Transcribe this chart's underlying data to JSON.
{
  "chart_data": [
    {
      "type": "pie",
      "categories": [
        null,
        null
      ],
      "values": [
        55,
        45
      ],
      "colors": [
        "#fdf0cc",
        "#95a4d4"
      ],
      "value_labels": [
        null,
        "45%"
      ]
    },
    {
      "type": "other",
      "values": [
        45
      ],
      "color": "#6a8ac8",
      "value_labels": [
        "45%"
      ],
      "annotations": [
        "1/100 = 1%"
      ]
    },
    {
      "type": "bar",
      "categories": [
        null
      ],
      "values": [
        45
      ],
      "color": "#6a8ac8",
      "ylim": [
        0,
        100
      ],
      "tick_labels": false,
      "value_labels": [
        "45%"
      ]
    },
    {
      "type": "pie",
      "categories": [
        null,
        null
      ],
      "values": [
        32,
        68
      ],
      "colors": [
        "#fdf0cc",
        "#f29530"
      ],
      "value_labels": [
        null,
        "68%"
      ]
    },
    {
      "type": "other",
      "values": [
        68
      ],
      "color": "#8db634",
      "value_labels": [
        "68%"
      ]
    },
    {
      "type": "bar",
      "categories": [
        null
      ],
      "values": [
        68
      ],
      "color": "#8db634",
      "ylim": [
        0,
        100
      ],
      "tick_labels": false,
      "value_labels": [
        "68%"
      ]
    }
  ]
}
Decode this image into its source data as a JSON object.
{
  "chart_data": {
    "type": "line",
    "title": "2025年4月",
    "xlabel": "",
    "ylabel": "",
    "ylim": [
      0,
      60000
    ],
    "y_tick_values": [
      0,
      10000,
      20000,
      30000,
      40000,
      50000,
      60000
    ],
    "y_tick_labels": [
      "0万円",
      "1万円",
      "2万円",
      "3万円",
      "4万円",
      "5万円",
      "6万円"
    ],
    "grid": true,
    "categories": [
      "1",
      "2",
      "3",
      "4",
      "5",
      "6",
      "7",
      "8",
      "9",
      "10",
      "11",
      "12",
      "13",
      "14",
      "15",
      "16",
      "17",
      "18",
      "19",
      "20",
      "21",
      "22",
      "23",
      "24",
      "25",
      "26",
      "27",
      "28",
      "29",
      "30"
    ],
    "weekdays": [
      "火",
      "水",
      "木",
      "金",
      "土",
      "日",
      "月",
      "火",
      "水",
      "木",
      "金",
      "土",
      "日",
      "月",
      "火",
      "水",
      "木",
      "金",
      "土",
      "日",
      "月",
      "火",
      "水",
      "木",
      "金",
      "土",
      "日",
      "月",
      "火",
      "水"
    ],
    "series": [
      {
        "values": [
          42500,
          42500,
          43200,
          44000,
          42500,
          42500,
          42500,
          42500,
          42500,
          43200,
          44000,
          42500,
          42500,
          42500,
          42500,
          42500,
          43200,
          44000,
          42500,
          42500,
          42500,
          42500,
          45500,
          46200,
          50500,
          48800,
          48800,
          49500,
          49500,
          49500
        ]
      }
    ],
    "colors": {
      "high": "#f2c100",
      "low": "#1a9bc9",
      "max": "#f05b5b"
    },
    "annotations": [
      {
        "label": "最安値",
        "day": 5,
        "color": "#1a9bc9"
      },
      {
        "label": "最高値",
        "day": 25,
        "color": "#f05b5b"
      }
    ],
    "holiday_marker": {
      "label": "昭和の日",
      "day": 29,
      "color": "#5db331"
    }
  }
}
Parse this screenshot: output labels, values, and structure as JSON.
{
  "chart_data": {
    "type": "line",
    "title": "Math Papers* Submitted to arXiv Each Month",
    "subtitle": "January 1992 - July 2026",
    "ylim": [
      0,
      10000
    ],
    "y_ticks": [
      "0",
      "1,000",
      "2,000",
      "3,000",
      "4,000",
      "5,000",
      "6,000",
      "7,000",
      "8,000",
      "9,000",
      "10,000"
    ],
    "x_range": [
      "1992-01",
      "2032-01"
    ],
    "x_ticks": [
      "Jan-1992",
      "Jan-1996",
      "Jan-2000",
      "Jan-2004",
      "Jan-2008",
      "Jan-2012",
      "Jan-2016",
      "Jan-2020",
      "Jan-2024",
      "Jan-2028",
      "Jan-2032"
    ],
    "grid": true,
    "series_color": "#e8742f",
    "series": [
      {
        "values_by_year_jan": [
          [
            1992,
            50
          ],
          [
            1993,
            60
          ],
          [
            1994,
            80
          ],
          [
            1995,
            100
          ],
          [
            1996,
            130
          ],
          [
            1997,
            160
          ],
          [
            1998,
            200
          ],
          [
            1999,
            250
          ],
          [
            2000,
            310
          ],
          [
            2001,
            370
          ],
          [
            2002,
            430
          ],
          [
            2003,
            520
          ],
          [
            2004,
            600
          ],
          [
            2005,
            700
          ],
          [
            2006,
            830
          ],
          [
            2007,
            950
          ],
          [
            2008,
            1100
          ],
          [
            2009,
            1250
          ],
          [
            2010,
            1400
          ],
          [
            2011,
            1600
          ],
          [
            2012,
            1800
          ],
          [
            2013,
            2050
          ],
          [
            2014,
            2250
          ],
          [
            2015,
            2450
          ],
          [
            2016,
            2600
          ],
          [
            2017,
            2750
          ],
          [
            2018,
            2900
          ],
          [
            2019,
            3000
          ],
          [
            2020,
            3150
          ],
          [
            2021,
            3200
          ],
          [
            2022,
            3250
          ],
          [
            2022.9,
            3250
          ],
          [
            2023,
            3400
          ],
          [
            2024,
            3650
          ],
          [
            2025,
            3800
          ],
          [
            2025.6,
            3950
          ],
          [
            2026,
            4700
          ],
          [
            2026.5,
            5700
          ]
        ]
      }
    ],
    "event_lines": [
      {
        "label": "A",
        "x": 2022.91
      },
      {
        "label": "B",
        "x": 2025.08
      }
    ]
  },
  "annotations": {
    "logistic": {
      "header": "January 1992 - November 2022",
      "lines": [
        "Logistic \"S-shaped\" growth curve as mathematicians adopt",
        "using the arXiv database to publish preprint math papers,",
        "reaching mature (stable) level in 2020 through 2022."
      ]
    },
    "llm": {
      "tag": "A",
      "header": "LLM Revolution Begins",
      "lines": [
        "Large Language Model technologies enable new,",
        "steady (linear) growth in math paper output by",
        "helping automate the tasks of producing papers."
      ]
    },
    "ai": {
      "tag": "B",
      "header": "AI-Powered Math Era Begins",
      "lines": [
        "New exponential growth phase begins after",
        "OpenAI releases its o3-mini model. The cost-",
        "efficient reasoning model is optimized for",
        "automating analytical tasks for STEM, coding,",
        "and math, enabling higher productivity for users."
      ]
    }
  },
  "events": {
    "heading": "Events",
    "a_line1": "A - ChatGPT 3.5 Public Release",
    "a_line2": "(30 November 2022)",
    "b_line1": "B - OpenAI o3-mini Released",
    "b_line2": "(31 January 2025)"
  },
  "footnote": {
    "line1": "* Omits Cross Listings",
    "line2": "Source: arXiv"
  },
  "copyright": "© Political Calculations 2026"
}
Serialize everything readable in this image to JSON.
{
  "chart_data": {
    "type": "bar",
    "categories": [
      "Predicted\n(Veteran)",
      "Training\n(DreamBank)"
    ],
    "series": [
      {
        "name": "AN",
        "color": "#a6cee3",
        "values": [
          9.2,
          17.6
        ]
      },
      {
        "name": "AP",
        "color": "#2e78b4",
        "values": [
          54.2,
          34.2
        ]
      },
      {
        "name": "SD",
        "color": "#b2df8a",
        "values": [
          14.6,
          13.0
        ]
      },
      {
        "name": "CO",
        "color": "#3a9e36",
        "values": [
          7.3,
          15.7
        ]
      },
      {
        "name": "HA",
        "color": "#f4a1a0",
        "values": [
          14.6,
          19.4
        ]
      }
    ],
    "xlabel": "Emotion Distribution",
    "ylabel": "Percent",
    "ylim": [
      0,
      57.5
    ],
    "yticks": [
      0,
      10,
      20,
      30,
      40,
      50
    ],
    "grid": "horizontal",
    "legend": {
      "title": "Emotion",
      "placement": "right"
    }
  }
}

★ ★ ★

-- Written request --
Work out how many lines in the entries hold the string "this". Your answer should consist solely of that number.

-- Task result --
4